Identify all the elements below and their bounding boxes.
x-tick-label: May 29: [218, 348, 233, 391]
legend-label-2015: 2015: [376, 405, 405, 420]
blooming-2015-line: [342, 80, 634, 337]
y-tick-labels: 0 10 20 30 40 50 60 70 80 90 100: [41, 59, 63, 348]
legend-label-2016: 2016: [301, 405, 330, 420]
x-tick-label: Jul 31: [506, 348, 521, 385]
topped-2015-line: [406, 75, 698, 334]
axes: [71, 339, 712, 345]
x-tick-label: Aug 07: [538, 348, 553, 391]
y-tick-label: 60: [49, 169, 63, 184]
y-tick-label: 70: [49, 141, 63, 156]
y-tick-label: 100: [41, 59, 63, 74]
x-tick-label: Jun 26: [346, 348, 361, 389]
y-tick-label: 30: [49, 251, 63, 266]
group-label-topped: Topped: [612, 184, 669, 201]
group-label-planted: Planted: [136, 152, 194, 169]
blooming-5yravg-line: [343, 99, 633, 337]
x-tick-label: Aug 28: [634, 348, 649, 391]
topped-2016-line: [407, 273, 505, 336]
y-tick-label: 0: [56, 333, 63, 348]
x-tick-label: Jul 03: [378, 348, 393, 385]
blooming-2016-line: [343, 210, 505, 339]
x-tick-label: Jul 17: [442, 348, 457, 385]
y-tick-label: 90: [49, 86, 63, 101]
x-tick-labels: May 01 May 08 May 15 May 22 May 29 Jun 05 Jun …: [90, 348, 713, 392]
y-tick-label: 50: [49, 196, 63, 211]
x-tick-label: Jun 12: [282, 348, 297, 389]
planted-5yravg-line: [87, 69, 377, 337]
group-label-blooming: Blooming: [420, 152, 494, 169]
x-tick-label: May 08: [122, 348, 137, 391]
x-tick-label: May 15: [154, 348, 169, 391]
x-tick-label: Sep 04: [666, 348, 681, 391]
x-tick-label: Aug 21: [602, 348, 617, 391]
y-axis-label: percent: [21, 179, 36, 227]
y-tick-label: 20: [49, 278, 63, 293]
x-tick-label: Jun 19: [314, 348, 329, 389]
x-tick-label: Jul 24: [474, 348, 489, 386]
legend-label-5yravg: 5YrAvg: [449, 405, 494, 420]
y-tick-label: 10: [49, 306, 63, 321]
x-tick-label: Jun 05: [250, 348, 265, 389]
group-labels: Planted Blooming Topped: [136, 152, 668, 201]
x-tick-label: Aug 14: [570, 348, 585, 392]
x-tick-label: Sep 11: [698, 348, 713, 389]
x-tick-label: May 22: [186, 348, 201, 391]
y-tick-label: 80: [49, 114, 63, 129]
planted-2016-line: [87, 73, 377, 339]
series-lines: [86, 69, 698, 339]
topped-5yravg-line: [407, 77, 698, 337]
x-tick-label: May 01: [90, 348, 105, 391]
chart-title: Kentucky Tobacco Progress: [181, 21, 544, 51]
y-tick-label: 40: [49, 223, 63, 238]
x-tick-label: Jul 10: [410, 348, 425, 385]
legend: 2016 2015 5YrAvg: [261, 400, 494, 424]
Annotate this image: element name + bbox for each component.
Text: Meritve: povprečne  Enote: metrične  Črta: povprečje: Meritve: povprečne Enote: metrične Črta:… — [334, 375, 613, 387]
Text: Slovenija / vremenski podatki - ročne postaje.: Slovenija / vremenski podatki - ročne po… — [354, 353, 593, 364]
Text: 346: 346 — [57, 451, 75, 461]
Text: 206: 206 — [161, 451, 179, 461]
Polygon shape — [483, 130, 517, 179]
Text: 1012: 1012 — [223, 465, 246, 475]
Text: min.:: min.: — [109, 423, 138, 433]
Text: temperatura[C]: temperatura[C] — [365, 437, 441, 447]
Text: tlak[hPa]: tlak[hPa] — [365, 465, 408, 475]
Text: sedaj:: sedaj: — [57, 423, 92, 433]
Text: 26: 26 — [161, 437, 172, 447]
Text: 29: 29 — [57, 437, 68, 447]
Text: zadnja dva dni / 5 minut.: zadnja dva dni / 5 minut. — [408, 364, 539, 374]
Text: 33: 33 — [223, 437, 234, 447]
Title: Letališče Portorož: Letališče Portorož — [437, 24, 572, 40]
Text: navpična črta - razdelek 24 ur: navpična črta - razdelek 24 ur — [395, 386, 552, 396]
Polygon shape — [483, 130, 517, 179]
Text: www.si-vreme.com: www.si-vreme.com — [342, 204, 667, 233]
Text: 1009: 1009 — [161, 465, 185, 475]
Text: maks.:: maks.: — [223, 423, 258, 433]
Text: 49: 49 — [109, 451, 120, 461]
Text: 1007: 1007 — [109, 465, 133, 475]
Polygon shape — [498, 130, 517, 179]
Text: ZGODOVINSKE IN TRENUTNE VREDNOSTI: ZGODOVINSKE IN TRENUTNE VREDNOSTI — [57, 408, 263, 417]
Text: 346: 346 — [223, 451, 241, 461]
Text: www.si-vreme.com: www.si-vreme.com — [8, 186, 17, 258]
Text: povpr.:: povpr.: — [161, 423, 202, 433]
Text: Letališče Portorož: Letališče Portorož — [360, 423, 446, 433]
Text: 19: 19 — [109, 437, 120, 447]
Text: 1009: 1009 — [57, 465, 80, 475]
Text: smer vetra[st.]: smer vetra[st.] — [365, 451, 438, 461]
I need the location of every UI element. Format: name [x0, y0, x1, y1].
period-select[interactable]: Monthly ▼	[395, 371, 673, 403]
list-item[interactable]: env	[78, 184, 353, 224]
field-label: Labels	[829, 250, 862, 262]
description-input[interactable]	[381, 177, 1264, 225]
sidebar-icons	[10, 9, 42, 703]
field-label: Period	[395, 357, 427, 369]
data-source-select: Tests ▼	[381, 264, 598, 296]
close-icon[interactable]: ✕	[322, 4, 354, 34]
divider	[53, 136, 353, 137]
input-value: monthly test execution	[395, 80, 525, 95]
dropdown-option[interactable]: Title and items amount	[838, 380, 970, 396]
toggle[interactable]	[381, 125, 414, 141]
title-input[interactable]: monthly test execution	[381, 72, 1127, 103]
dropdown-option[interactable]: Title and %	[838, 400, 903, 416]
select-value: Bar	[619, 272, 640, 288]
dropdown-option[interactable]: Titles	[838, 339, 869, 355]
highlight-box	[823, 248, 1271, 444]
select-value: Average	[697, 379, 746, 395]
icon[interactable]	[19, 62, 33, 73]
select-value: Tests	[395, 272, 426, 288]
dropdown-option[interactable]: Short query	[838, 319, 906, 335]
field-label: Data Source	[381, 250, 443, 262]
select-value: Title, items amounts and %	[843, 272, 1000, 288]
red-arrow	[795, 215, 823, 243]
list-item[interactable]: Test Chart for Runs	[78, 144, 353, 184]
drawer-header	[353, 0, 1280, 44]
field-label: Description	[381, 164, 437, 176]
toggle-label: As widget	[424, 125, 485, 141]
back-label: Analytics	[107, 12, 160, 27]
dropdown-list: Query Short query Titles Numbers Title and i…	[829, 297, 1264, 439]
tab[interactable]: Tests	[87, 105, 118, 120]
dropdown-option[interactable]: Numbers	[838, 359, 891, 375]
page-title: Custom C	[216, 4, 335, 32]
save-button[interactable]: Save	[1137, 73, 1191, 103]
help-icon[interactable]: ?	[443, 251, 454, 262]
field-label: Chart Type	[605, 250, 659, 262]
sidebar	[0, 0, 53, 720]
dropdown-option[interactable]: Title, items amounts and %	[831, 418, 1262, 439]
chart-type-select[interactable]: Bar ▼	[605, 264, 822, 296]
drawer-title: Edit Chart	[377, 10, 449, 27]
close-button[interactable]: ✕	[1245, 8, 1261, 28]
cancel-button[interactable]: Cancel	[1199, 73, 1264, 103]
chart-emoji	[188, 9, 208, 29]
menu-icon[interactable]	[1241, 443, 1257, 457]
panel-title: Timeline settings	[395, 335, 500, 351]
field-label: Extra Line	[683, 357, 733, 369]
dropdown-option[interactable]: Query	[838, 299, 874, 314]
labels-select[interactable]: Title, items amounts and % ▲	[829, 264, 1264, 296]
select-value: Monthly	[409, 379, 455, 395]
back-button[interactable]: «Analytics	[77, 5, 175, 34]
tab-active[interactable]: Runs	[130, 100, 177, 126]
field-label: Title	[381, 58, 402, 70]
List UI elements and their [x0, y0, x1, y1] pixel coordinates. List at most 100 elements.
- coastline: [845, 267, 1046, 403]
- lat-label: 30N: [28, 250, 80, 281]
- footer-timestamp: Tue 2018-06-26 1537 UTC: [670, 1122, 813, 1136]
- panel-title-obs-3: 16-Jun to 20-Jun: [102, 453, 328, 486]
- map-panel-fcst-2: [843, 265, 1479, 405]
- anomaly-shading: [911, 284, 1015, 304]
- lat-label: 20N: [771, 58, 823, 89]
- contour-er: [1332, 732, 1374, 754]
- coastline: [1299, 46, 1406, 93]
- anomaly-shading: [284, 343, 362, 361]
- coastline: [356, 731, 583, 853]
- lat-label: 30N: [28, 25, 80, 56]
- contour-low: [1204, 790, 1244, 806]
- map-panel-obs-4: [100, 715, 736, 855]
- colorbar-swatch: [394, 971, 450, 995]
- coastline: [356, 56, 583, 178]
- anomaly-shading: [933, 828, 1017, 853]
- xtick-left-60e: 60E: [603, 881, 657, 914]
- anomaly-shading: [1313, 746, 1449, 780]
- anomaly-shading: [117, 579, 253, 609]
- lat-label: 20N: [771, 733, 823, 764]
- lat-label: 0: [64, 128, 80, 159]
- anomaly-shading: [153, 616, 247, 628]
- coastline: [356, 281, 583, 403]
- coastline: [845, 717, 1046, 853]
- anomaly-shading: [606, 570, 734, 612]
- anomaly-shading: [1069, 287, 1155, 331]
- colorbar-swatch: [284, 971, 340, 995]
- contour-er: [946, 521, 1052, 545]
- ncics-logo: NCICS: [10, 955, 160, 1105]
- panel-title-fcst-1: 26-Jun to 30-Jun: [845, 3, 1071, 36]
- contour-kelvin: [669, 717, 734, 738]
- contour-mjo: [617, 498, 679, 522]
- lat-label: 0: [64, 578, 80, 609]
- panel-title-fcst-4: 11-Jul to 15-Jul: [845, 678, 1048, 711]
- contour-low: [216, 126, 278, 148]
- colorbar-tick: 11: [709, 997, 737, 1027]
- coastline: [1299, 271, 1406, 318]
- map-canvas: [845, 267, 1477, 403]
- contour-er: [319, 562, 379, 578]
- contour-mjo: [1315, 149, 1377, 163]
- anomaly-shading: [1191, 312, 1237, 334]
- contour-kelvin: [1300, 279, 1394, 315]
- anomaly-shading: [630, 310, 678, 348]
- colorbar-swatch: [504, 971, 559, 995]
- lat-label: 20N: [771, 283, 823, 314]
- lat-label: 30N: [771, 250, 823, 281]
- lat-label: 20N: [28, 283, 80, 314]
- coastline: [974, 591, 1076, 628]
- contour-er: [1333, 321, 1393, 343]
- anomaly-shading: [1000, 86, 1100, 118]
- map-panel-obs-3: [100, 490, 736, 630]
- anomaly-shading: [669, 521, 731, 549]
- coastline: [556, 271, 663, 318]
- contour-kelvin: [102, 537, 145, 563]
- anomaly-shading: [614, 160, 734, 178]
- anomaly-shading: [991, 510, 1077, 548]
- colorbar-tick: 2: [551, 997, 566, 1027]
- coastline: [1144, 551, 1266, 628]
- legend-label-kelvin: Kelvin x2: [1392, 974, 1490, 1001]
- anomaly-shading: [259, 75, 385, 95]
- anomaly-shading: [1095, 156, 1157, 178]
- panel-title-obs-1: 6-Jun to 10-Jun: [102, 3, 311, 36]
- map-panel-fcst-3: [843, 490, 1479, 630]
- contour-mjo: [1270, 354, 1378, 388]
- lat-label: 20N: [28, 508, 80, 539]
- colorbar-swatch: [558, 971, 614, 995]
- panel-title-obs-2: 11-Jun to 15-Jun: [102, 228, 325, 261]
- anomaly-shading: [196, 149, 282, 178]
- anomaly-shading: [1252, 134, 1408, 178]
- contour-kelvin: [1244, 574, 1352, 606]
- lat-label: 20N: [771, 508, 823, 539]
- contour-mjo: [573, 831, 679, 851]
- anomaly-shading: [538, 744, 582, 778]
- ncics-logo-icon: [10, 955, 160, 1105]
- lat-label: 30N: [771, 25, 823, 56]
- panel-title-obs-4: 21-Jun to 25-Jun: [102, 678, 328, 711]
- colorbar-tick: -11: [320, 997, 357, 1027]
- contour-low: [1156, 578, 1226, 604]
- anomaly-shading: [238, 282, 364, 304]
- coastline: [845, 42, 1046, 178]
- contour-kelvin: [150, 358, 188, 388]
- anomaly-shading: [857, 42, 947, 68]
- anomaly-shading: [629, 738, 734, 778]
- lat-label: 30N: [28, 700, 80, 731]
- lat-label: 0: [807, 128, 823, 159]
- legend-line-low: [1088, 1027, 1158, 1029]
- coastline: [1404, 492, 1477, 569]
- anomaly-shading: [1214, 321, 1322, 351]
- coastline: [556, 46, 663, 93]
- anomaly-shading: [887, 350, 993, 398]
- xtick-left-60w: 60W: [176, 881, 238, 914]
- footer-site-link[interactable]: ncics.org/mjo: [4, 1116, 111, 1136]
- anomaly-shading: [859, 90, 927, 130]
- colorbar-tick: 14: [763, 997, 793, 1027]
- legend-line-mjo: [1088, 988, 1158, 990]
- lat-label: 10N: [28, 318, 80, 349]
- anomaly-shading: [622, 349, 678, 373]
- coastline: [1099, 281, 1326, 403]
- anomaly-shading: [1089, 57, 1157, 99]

§ **Request**
Reproduce word for word the lines of the records, beginning with the first line and stopping after the line that contains "y-tick-label: 60: [49, 169, 63, 184]".

§ **Result for this exercise**
Identify all the elements below and their bounding boxes.
x-tick-label: May 29: [218, 348, 233, 391]
legend-label-2015: 2015: [376, 405, 405, 420]
blooming-2015-line: [342, 80, 634, 337]
y-tick-labels: 0 10 20 30 40 50 60 70 80 90 100: [41, 59, 63, 348]
legend-label-2016: 2016: [301, 405, 330, 420]
x-tick-label: Jul 31: [506, 348, 521, 385]
topped-2015-line: [406, 75, 698, 334]
axes: [71, 339, 712, 345]
x-tick-label: Aug 07: [538, 348, 553, 391]
y-tick-label: 60: [49, 169, 63, 184]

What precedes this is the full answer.